● WHAT IS ASKED
The entries that follow should be written out exactly.

## Begin PROVIDED DATA

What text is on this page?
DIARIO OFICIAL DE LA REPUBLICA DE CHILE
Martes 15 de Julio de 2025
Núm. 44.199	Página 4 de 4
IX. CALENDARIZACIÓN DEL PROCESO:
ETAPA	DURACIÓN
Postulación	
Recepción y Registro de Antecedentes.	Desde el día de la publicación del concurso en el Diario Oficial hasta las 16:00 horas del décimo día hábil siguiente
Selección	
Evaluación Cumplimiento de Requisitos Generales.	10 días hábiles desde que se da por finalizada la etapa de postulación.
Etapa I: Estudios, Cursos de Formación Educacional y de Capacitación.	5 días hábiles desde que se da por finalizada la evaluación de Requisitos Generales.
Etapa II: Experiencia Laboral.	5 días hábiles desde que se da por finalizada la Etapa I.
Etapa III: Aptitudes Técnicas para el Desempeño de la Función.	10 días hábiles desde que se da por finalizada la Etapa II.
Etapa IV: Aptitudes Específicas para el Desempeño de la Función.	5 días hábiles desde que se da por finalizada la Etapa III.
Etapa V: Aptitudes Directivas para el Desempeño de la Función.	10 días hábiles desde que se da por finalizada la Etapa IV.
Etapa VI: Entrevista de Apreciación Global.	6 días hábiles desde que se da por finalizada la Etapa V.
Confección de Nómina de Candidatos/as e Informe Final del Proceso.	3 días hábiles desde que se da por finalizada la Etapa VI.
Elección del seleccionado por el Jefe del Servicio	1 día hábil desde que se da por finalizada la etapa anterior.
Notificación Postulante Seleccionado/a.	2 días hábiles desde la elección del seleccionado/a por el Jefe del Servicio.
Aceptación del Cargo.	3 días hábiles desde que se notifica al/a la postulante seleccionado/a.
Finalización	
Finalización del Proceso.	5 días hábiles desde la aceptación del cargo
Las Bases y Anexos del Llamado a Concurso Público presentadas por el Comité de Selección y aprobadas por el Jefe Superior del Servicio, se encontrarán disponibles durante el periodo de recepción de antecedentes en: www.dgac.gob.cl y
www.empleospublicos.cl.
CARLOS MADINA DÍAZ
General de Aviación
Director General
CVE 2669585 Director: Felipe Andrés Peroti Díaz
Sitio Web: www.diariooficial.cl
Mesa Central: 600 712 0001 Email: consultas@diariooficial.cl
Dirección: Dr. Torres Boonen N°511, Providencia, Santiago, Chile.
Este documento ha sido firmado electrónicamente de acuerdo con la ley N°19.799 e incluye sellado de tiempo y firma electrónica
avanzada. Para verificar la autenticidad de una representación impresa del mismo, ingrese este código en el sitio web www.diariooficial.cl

## End PROVIDED DATA

● SOLUTION TO THE PROBLEM
What text is on this page?
DIARIO OFICIAL DE LA REPUBLICA DE CHILE
Martes 15 de Julio de 2025
Núm. 44.199	Página 4 de 4
IX. CALENDARIZACIÓN DEL PROCESO:
ETAPA	DURACIÓN
Postulación	
Recepción y Registro de Antecedentes.	Desde el día de la publicación del concurso en el Diario Oficial hasta las 16:00 horas del décimo día hábil siguiente
Selección	
Evaluación Cumplimiento de Requisitos Generales.	10 días hábiles desde que se da por finalizada la etapa de postulación.
Etapa I: Estudios, Cursos de Formación Educacional y de Capacitación.	5 días hábiles desde que se da por finalizada la evaluación de Requisitos Generales.
Etapa II: Experiencia Laboral.	5 días hábiles desde que se da por finalizada la Etapa I.
Etapa III: Aptitudes Técnicas para el Desempeño de la Función.	10 días hábiles desde que se da por finalizada la Etapa II.
Etapa IV: Aptitudes Específicas para el Desempeño de la Función.	5 días hábiles desde que se da por finalizada la Etapa III.
Etapa V: Aptitudes Directivas para el Desempeño de la Función.	10 días hábiles desde que se da por finalizada la Etapa IV.
Etapa VI: Entrevista de Apreciación Global.	6 días hábiles desde que se da por finalizada la Etapa V.
Confección de Nómina de Candidatos/as e Informe Final del Proceso.	3 días hábiles desde que se da por finalizada la Etapa VI.
Elección del seleccionado por el Jefe del Servicio	1 día hábil desde que se da por finalizada la etapa anterior.
Notificación Postulante Seleccionado/a.	2 días hábiles desde la elección del seleccionado/a por el Jefe del Servicio.
Aceptación del Cargo.	3 días hábiles desde que se notifica al/a la postulante seleccionado/a.
Finalización	
Finalización del Proceso.	5 días hábiles desde la aceptación del cargo
Las Bases y Anexos del Llamado a Concurso Público presentadas por el Comité de Selección y aprobadas por el Jefe Superior del Servicio, se encontrarán disponibles durante el periodo de recepción de antecedentes en: www.dgac.gob.cl y
www.empleospublicos.cl.
CARLOS MADINA DÍAZ
General de Aviación
Director General
CVE 2669585 Director: Felipe Andrés Peroti Díaz
Sitio Web: www.diariooficial.cl
Mesa Central: 600 712 0001 Email: consultas@diariooficial.cl
Dirección: Dr. Torres Boonen N°511, Providencia, Santiago, Chile.
Este documento ha sido firmado electrónicamente de acuerdo con la ley N°19.799 e incluye sellado de tiempo y firma electrónica
avanzada. Para verificar la autenticidad de una representación impresa del mismo, ingrese este código en el sitio web www.diariooficial.cl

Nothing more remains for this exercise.